• _Items from a data source_:
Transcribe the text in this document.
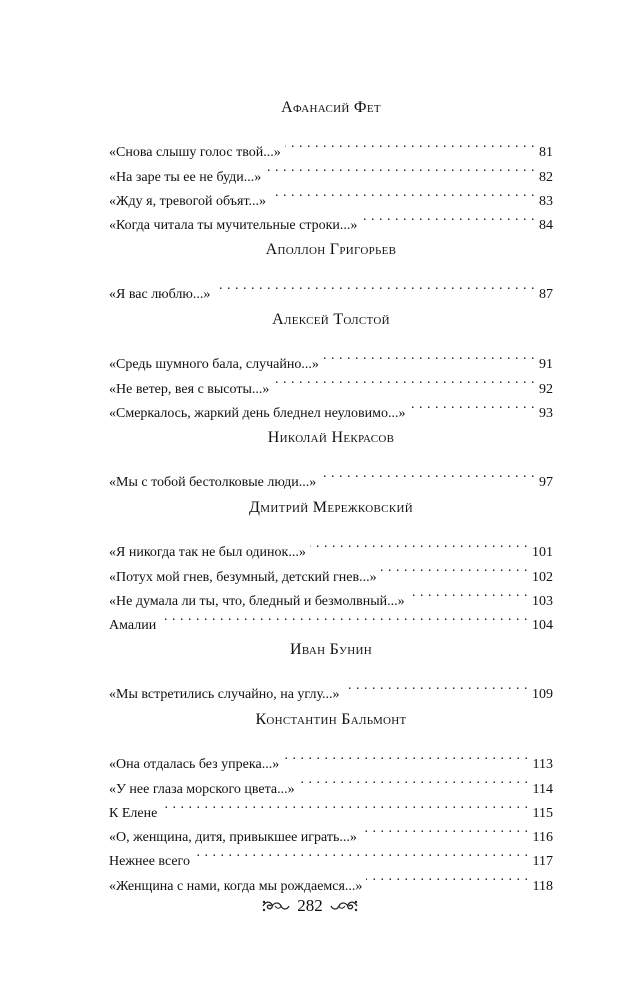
Афанасий Фет
«Снова слышу голос твой...» . . .	81
«На заре ты ее не буди...» . . .	82
«Жду я, тревогой объят...» . . .	83
«Когда читала ты мучительные строки...» . . .	84
Аполлон Григорьев
«Я вас люблю...» . . .	87
Алексей Толстой
«Средь шумного бала, случайно...» . . .	91
«Не ветер, вея с высоты...» . . .	92
«Смеркалось, жаркий день бледнел неуловимо...» . . .	93
Николай Некрасов
«Мы с тобой бестолковые люди...» . . .	97
Дмитрий Мережковский
«Я никогда так не был одинок...» . . .	101
«Потух мой гнев, безумный, детский гнев...» . . .	102
«Не думала ли ты, что, бледный и безмолвный...» . . .	103
Амалии . . .	104
Иван Бунин
«Мы встретились случайно, на углу...» . . .	109
Константин Бальмонт
«Она отдалась без упрека...» . . .	113
«У нее глаза морского цвета...» . . .	114
К Елене . . .	115
«О, женщина, дитя, привыкшее играть...» . . .	116
Нежнее всего . . .	117
«Женщина с нами, когда мы рождаемся...» . . .	118
282
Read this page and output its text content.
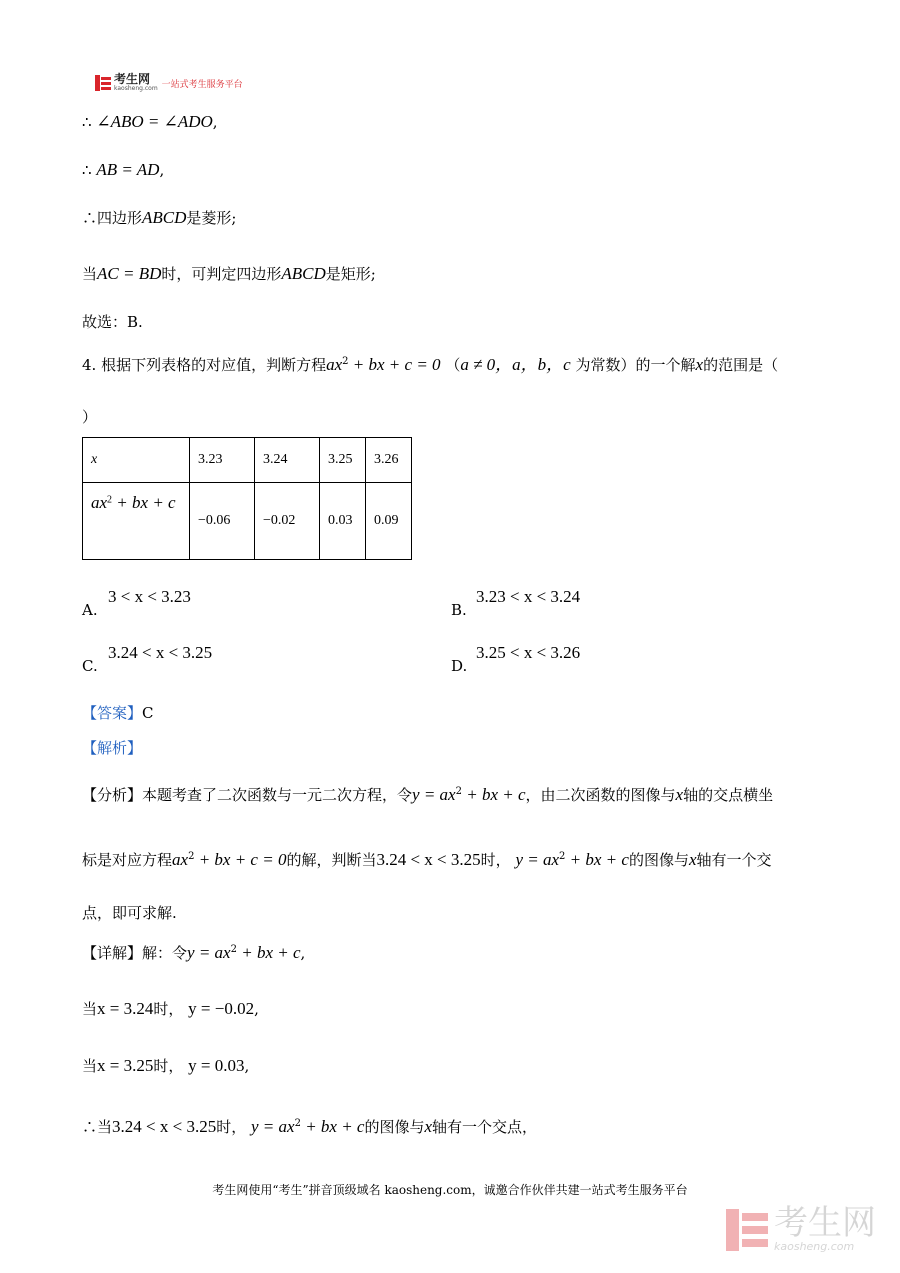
考生网
kaosheng.com 一站式考生服务平台
∴ ∠ABO = ∠ADO,
∴ AB = AD,
∴四边形ABCD是菱形;
当AC = BD时，可判定四边形ABCD是矩形;
故选：B.
4. 根据下列表格的对应值，判断方程$ax^2$ + bx + c = 0 （a ≠ 0，a，b，c 为常数）的一个解x的范围是（
）
x	3.23	3.24	3.25	3.26
$ax^2$ + bx + c	−0.06	−0.02	0.03	0.09
A.
3 < x < 3.23
B.
3.23 < x < 3.24
C.
3.24 < x < 3.25
D.
3.25 < x < 3.26
【答案】C
【解析】
【分析】本题考查了二次函数与一元二次方程，令$y = ax^2$ + bx + c，由二次函数的图像与x轴的交点横坐
标是对应方程$ax^2$ + bx + c = 0的解，判断当3.24 < x < 3.25时， $y = ax^2$ + bx + c的图像与x轴有一个交
点，即可求解.
【详解】解：令$y = ax^2$ + bx + c,
当x = 3.24时， y = −0.02,
当x = 3.25时， y = 0.03,
∴当3.24 < x < 3.25时， $y = ax^2$ + bx + c的图像与x轴有一个交点，
考生网使用“考生”拼音顶级域名 kaosheng.com，诚邀合作伙伴共建一站式考生服务平台
考生网
kaosheng.com
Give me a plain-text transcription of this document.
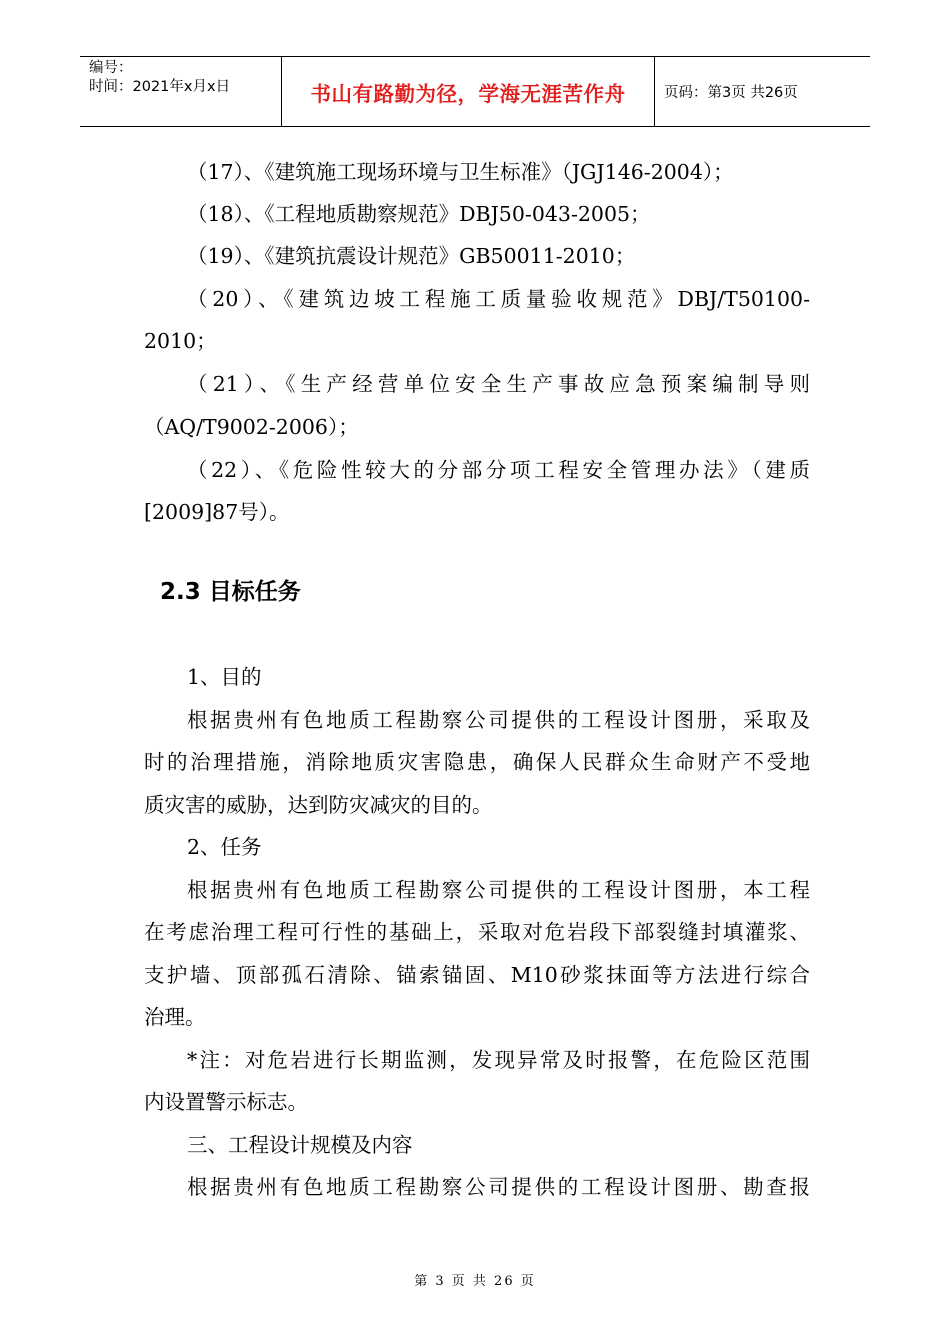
编号：
时间：2021年x月x日	书山有路勤为径，学海无涯苦作舟	页码：第3页 共26页
（17）、《建筑施工现场环境与卫生标准》（JGJ146-2004）；
（18）、《工程地质勘察规范》DBJ50-043-2005；
（19）、《建筑抗震设计规范》GB50011-2010；
（20）、《建筑边坡工程施工质量验收规范》DBJ/T50100-
2010；
（21）、《生产经营单位安全生产事故应急预案编制导则
（AQ/T9002-2006）；
（22）、《危险性较大的分部分项工程安全管理办法》（建质
[2009]87号）。
2.3 目标任务
1、目的
根据贵州有色地质工程勘察公司提供的工程设计图册，采取及
时的治理措施，消除地质灾害隐患，确保人民群众生命财产不受地
质灾害的威胁，达到防灾减灾的目的。
2、任务
根据贵州有色地质工程勘察公司提供的工程设计图册，本工程
在考虑治理工程可行性的基础上，采取对危岩段下部裂缝封填灌浆、
支护墙、顶部孤石清除、锚索锚固、M10砂浆抹面等方法进行综合
治理。
*注：对危岩进行长期监测，发现异常及时报警，在危险区范围
内设置警示标志。
三、工程设计规模及内容
根据贵州有色地质工程勘察公司提供的工程设计图册、勘查报
第 3 页 共 26 页
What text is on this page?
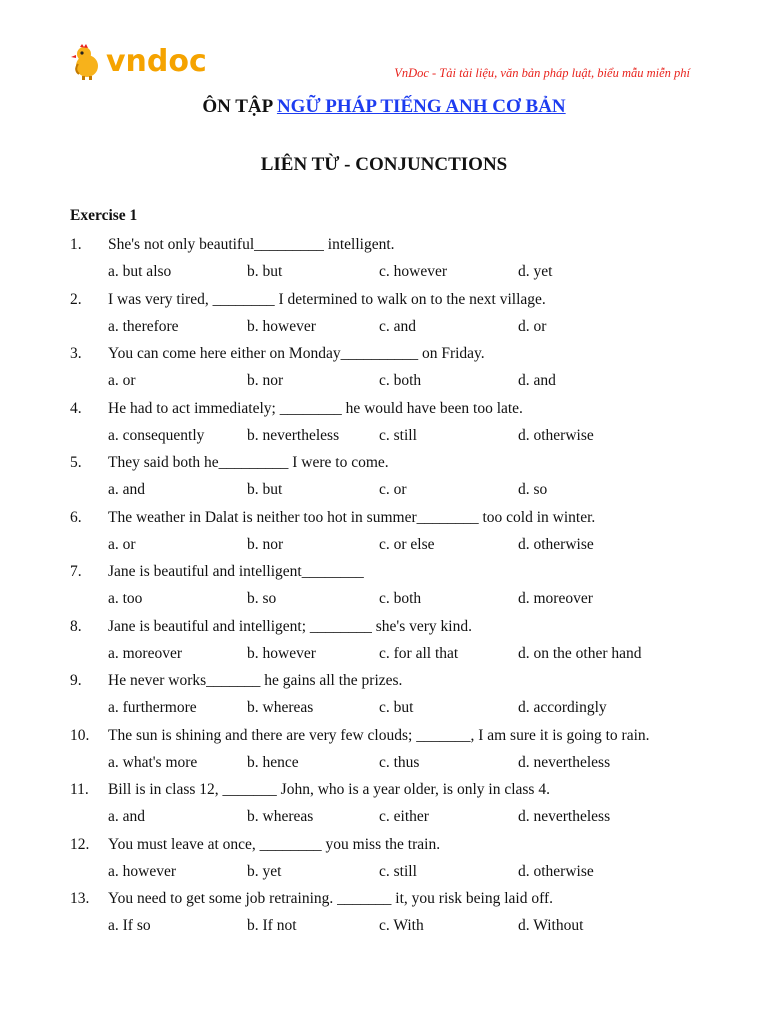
vndoc	VnDoc - Tải tài liệu, văn bản pháp luật, biểu mẫu miễn phí
ÔN TẬP NGỮ PHÁP TIẾNG ANH CƠ BẢN
LIÊN TỪ - CONJUNCTIONS
Exercise 1
1. She's not only beautiful_________ intelligent.
a. but also	b. but	c. however	d. yet
2. I was very tired, ________ I determined to walk on to the next village.
a. therefore	b. however	c. and	d. or
3. You can come here either on Monday__________ on Friday.
a. or	b. nor	c. both	d. and
4. He had to act immediately; ________ he would have been too late.
a. consequently	b. nevertheless	c. still	d. otherwise
5. They said both he_________ I were to come.
a. and	b. but	c. or	d. so
6. The weather in Dalat is neither too hot in summer________ too cold in winter.
a. or	b. nor	c. or else	d. otherwise
7. Jane is beautiful and intelligent________
a. too	b. so	c. both	d. moreover
8. Jane is beautiful and intelligent; ________ she's very kind.
a. moreover	b. however	c. for all that	d. on the other hand
9. He never works_______ he gains all the prizes.
a. furthermore	b. whereas	c. but	d. accordingly
10. The sun is shining and there are very few clouds; _______, I am sure it is going to rain.
a. what's more	b. hence	c. thus	d. nevertheless
11. Bill is in class 12, _______ John, who is a year older, is only in class 4.
a. and	b. whereas	c. either	d. nevertheless
12. You must leave at once, ________ you miss the train.
a. however	b. yet	c. still	d. otherwise
13. You need to get some job retraining. _______ it, you risk being laid off.
a. If so	b. If not	c. With	d. Without
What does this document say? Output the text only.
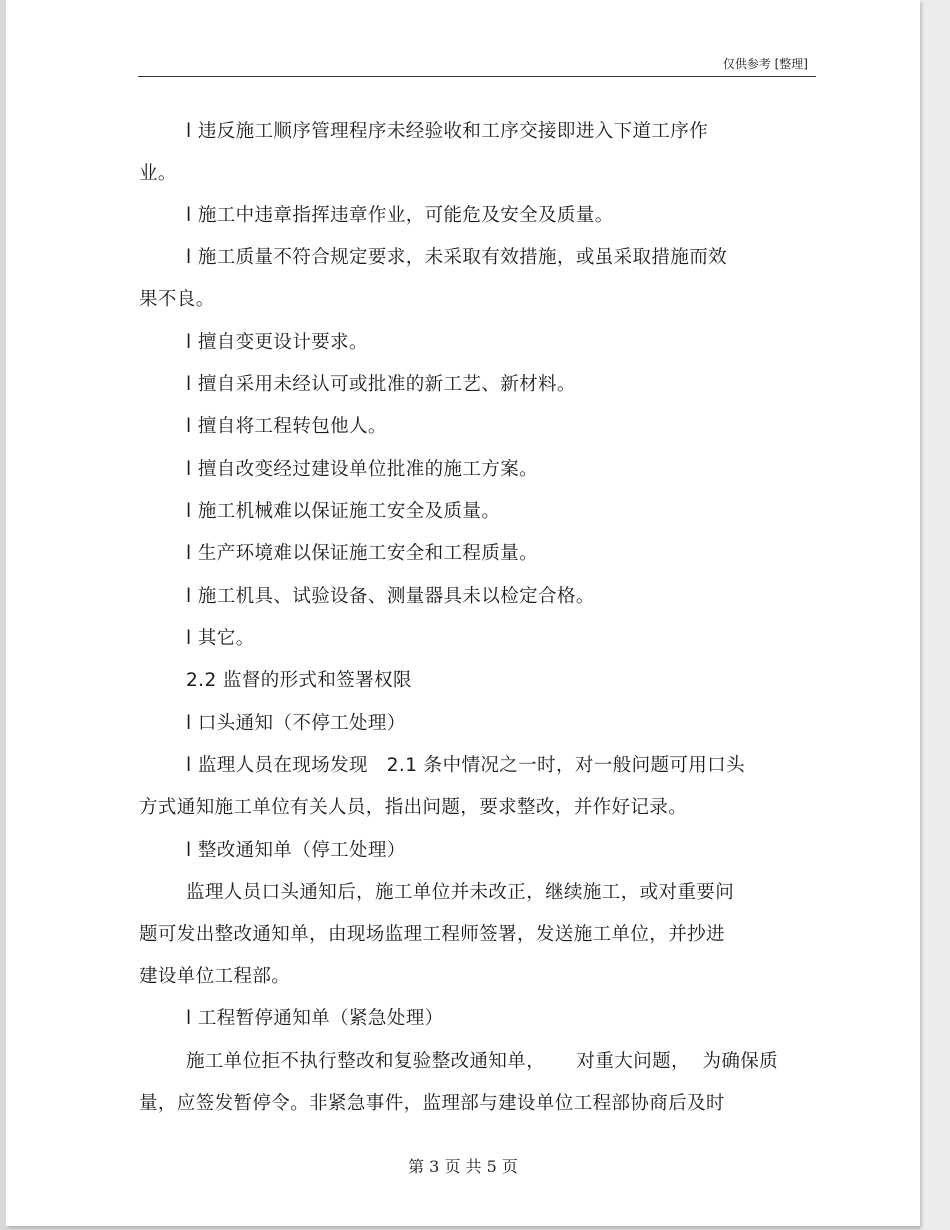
仅供参考 [整理]
l 违反施工顺序管理程序未经验收和工序交接即进入下道工序作
业。
l 施工中违章指挥违章作业，可能危及安全及质量。
l 施工质量不符合规定要求，未采取有效措施，或虽采取措施而效
果不良。
l 擅自变更设计要求。
l 擅自采用未经认可或批准的新工艺、新材料。
l 擅自将工程转包他人。
l 擅自改变经过建设单位批准的施工方案。
l 施工机械难以保证施工安全及质量。
l 生产环境难以保证施工安全和工程质量。
l 施工机具、试验设备、测量器具未以检定合格。
l 其它。
2.2 监督的形式和签署权限
l 口头通知（不停工处理）
l 监理人员在现场发现   2.1 条中情况之一时，对一般问题可用口头
方式通知施工单位有关人员，指出问题，要求整改，并作好记录。
l 整改通知单（停工处理）
监理人员口头通知后，施工单位并未改正，继续施工，或对重要问
题可发出整改通知单，由现场监理工程师签署，发送施工单位，并抄进
建设单位工程部。
l 工程暂停通知单（紧急处理）
施工单位拒不执行整改和复验整改通知单，     对重大问题，  为确保质
量，应签发暂停令。非紧急事件，监理部与建设单位工程部协商后及时
第 3 页 共 5 页
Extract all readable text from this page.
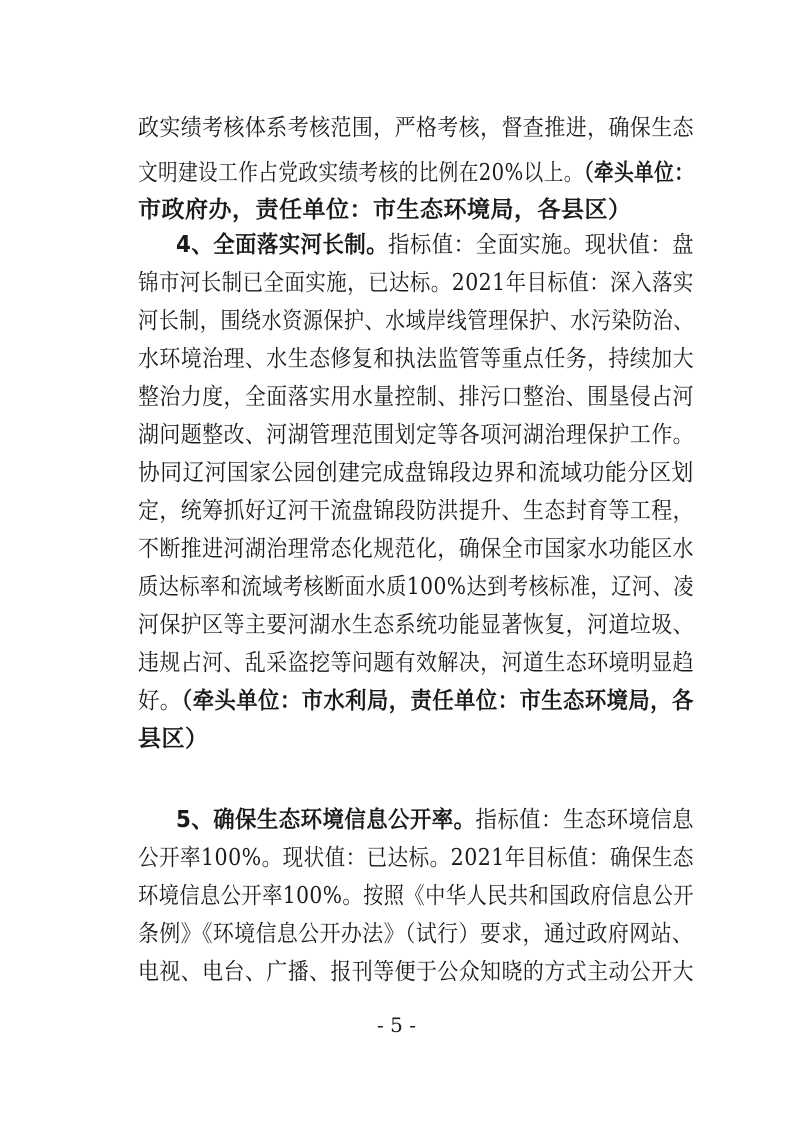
政实绩考核体系考核范围，严格考核，督查推进，确保生态
文明建设工作占党政实绩考核的比例在20%以上。（牵头单位：
市政府办，责任单位：市生态环境局，各县区）
4、全面落实河长制。指标值：全面实施。现状值：盘
锦市河长制已全面实施，已达标。2021年目标值：深入落实
河长制，围绕水资源保护、水域岸线管理保护、水污染防治、
水环境治理、水生态修复和执法监管等重点任务，持续加大
整治力度，全面落实用水量控制、排污口整治、围垦侵占河
湖问题整改、河湖管理范围划定等各项河湖治理保护工作。
协同辽河国家公园创建完成盘锦段边界和流域功能分区划
定，统筹抓好辽河干流盘锦段防洪提升、生态封育等工程，
不断推进河湖治理常态化规范化，确保全市国家水功能区水
质达标率和流域考核断面水质100%达到考核标准，辽河、凌
河保护区等主要河湖水生态系统功能显著恢复，河道垃圾、
违规占河、乱采盗挖等问题有效解决，河道生态环境明显趋
好。（牵头单位：市水利局，责任单位：市生态环境局，各
县区）
5、确保生态环境信息公开率。指标值：生态环境信息
公开率100%。现状值：已达标。2021年目标值：确保生态
环境信息公开率100%。按照《中华人民共和国政府信息公开
条例》《环境信息公开办法》（试行）要求，通过政府网站、
电视、电台、广播、报刊等便于公众知晓的方式主动公开大
- 5 -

• _Problem to work on_:
Read through the lines above and collect those that contain the string "责任单位".

• _Result of the task_:
市政府办，责任单位：市生态环境局，各县区）
好。（牵头单位：市水利局，责任单位：市生态环境局，各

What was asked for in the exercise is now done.